__Quoted text__.
Mutual Fund Returns vs Physical Gold Returns: Which Yields Better Returns?

So, if we had bought a one-time SIP of ₹50,000 in gold mutual funds in the year 2018 and similarly had invested ₹50,000 in buying physical gold (basically, 5 years back).

Gold Mutual Funds (For this, we are considering the data of Axis Gold Direct Plan Growth)
  • 5-year return: 12.80% annualized
  • Original invested amount: ₹50,000
  • Total amount now: ₹91,309
  • Net profit: ₹41,309
You can consider this as the maximum profit you can get. In general, it would be lower than the projected amount that I have considered .

Physical Gold
  • Price of gold (5 years back): ₹29,000 / 10 grams
  • Total grams bought for ₹50,000: 50,000/29,000 = 1.8 grams (approx.)

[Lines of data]
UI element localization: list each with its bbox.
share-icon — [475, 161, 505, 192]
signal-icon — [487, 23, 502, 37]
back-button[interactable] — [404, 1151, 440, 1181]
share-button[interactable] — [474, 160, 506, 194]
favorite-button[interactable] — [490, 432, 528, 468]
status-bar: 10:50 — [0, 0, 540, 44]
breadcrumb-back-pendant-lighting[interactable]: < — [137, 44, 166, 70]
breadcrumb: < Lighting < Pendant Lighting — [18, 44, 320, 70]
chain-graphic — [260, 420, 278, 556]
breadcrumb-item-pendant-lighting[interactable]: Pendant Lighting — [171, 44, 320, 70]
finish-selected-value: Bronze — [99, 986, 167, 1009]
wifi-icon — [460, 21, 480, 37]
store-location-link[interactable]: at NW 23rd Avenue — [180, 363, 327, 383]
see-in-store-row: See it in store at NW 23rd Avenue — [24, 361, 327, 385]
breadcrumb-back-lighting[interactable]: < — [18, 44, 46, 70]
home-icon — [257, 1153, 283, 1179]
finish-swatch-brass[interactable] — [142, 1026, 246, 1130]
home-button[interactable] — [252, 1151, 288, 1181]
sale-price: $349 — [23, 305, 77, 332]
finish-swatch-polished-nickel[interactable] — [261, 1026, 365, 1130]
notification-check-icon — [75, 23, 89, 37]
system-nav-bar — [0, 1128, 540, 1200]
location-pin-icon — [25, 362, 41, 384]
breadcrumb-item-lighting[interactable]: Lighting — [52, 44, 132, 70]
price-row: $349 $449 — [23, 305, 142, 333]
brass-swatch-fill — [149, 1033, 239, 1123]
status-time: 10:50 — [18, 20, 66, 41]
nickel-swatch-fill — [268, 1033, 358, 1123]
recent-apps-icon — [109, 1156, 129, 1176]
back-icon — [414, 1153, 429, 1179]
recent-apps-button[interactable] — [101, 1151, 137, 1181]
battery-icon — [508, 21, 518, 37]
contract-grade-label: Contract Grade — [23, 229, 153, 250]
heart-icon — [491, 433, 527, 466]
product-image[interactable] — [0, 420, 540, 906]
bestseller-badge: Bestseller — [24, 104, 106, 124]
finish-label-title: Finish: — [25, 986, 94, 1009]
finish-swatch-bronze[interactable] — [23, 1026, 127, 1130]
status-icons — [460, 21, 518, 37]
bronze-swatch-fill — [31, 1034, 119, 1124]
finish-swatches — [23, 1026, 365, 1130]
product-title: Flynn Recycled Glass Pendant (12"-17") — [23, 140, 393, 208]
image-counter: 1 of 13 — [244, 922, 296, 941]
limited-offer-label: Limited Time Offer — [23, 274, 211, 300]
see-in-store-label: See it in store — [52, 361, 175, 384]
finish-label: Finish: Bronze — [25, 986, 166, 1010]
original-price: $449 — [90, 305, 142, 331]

__What is asked__.
In the comparison of gold returns, what total amount does the gold mutual fund investment reach after five years?

__Full solution__.
₹91,309